* [STATED EXERCISE]:
Copy each line of the records that contains the word "process".

━━ AVAILABLE DATA ━━

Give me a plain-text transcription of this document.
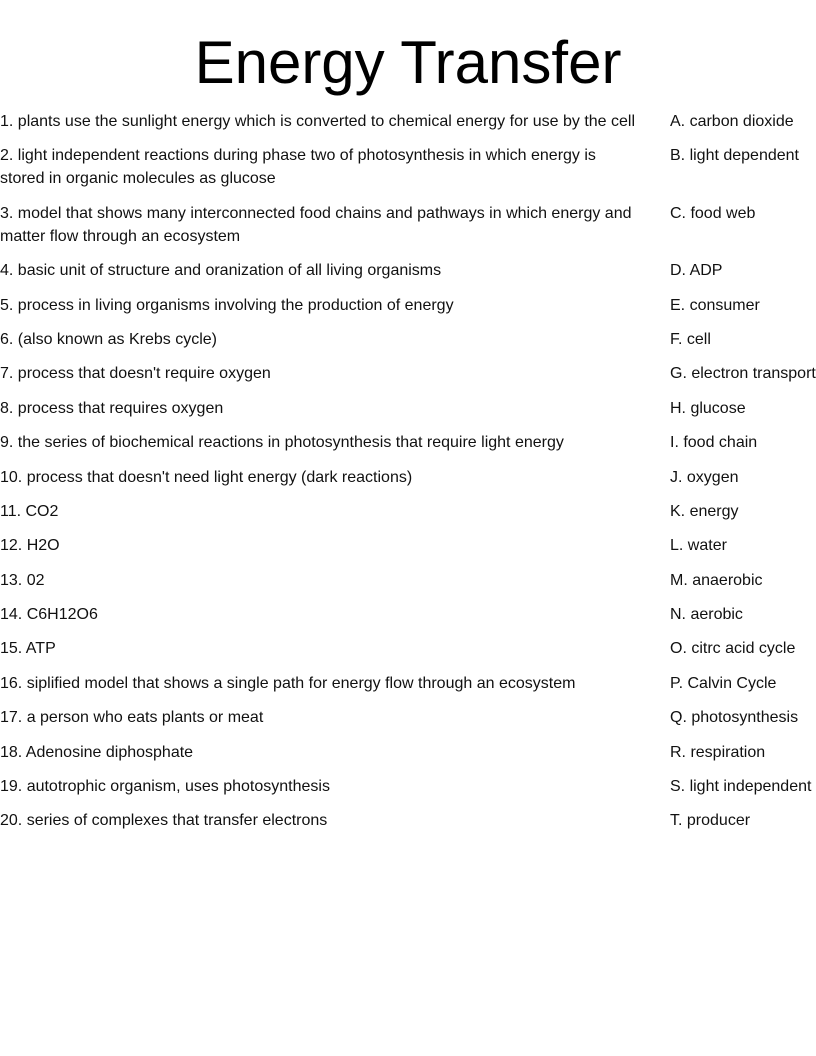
Energy Transfer
1. plants use the sunlight energy which is converted to chemical energy for use by the cell	A. carbon dioxide
2. light independent reactions during phase two of photosynthesis in which energy is stored in organic molecules as glucose
B. light dependent
3. model that shows many interconnected food chains and pathways in which energy and matter flow through an ecosystem
C. food web
4. basic unit of structure and oranization of all living organisms	D. ADP
5. process in living organisms involving the production of energy	E. consumer
6. (also known as Krebs cycle)	F. cell
7. process that doesn't require oxygen	G. electron transport
8. process that requires oxygen	H. glucose
9. the series of biochemical reactions in photosynthesis that require light energy	I. food chain
10. process that doesn't need light energy (dark reactions)	J. oxygen
11. CO2	K. energy
12. H2O	L. water
13. 02	M. anaerobic
14. C6H12O6	N. aerobic
15. ATP	O. citrc acid cycle
16. siplified model that shows a single path for energy flow through an ecosystem	P. Calvin Cycle
17. a person who eats plants or meat	Q. photosynthesis
18. Adenosine diphosphate	R. respiration
19. autotrophic organism, uses photosynthesis	S. light independent
20. series of complexes that transfer electrons	T. producer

━━━

* [CORRECT RESULT]:
5. process in living organisms involving the production of energy	E. consumer
7. process that doesn't require oxygen	G. electron transport
8. process that requires oxygen	H. glucose
10. process that doesn't need light energy (dark reactions)	J. oxygen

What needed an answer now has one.